-- TO BE DONE --
Each record below should appear again exactly as written.
--- begin DATA FOR THE TASK ---
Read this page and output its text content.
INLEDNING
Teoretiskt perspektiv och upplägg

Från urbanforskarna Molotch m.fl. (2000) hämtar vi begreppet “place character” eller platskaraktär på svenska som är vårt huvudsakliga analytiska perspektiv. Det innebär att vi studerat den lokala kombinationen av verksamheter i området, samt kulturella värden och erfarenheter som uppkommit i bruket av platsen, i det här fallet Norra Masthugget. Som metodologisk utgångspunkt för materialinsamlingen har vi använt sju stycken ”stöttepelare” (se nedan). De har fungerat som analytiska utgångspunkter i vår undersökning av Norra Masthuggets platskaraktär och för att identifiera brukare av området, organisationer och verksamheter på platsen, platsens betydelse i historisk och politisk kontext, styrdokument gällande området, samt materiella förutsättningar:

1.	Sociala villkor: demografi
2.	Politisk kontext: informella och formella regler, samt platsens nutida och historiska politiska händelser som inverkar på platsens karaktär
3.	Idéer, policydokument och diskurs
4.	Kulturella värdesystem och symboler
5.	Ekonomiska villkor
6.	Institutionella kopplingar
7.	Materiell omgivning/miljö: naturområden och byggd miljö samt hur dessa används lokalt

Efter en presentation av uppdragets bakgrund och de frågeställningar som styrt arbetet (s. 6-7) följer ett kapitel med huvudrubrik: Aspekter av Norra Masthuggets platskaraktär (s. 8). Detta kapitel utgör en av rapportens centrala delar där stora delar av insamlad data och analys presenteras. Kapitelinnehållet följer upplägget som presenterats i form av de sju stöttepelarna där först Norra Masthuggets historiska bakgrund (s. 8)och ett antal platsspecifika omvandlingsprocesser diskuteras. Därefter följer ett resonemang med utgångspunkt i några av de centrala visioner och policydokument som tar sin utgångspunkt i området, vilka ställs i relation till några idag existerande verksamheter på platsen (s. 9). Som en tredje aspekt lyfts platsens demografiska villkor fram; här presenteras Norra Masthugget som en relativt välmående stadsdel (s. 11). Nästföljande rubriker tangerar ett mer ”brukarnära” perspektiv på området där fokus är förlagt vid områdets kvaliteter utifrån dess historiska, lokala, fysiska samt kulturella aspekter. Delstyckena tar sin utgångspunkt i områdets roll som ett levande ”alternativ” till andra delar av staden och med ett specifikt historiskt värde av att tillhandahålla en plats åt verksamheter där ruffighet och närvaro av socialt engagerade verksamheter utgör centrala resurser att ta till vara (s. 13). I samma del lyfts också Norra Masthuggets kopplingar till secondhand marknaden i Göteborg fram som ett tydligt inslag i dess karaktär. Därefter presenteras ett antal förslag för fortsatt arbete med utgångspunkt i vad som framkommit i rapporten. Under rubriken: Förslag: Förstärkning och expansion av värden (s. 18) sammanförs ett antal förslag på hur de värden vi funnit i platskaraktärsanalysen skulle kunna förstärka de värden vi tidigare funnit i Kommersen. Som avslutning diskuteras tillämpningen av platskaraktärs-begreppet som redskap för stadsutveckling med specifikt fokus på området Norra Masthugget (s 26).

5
--- end DATA FOR THE TASK ---
-- THE REPLY --
Read this page and output its text content.
INLEDNING
Teoretiskt perspektiv och upplägg

Från urbanforskarna Molotch m.fl. (2000) hämtar vi begreppet “place character” eller platskaraktär på svenska som är vårt huvudsakliga analytiska perspektiv. Det innebär att vi studerat den lokala kombinationen av verksamheter i området, samt kulturella värden och erfarenheter som uppkommit i bruket av platsen, i det här fallet Norra Masthugget. Som metodologisk utgångspunkt för materialinsamlingen har vi använt sju stycken ”stöttepelare” (se nedan). De har fungerat som analytiska utgångspunkter i vår undersökning av Norra Masthuggets platskaraktär och för att identifiera brukare av området, organisationer och verksamheter på platsen, platsens betydelse i historisk och politisk kontext, styrdokument gällande området, samt materiella förutsättningar:

1.	Sociala villkor: demografi
2.	Politisk kontext: informella och formella regler, samt platsens nutida och historiska politiska händelser som inverkar på platsens karaktär
3.	Idéer, policydokument och diskurs
4.	Kulturella värdesystem och symboler
5.	Ekonomiska villkor
6.	Institutionella kopplingar
7.	Materiell omgivning/miljö: naturområden och byggd miljö samt hur dessa används lokalt

Efter en presentation av uppdragets bakgrund och de frågeställningar som styrt arbetet (s. 6-7) följer ett kapitel med huvudrubrik: Aspekter av Norra Masthuggets platskaraktär (s. 8). Detta kapitel utgör en av rapportens centrala delar där stora delar av insamlad data och analys presenteras. Kapitelinnehållet följer upplägget som presenterats i form av de sju stöttepelarna där först Norra Masthuggets historiska bakgrund (s. 8)och ett antal platsspecifika omvandlingsprocesser diskuteras. Därefter följer ett resonemang med utgångspunkt i några av de centrala visioner och policydokument som tar sin utgångspunkt i området, vilka ställs i relation till några idag existerande verksamheter på platsen (s. 9). Som en tredje aspekt lyfts platsens demografiska villkor fram; här presenteras Norra Masthugget som en relativt välmående stadsdel (s. 11). Nästföljande rubriker tangerar ett mer ”brukarnära” perspektiv på området där fokus är förlagt vid områdets kvaliteter utifrån dess historiska, lokala, fysiska samt kulturella aspekter. Delstyckena tar sin utgångspunkt i områdets roll som ett levande ”alternativ” till andra delar av staden och med ett specifikt historiskt värde av att tillhandahålla en plats åt verksamheter där ruffighet och närvaro av socialt engagerade verksamheter utgör centrala resurser att ta till vara (s. 13). I samma del lyfts också Norra Masthuggets kopplingar till secondhand marknaden i Göteborg fram som ett tydligt inslag i dess karaktär. Därefter presenteras ett antal förslag för fortsatt arbete med utgångspunkt i vad som framkommit i rapporten. Under rubriken: Förslag: Förstärkning och expansion av värden (s. 18) sammanförs ett antal förslag på hur de värden vi funnit i platskaraktärsanalysen skulle kunna förstärka de värden vi tidigare funnit i Kommersen. Som avslutning diskuteras tillämpningen av platskaraktärs-begreppet som redskap för stadsutveckling med specifikt fokus på området Norra Masthugget (s 26).

5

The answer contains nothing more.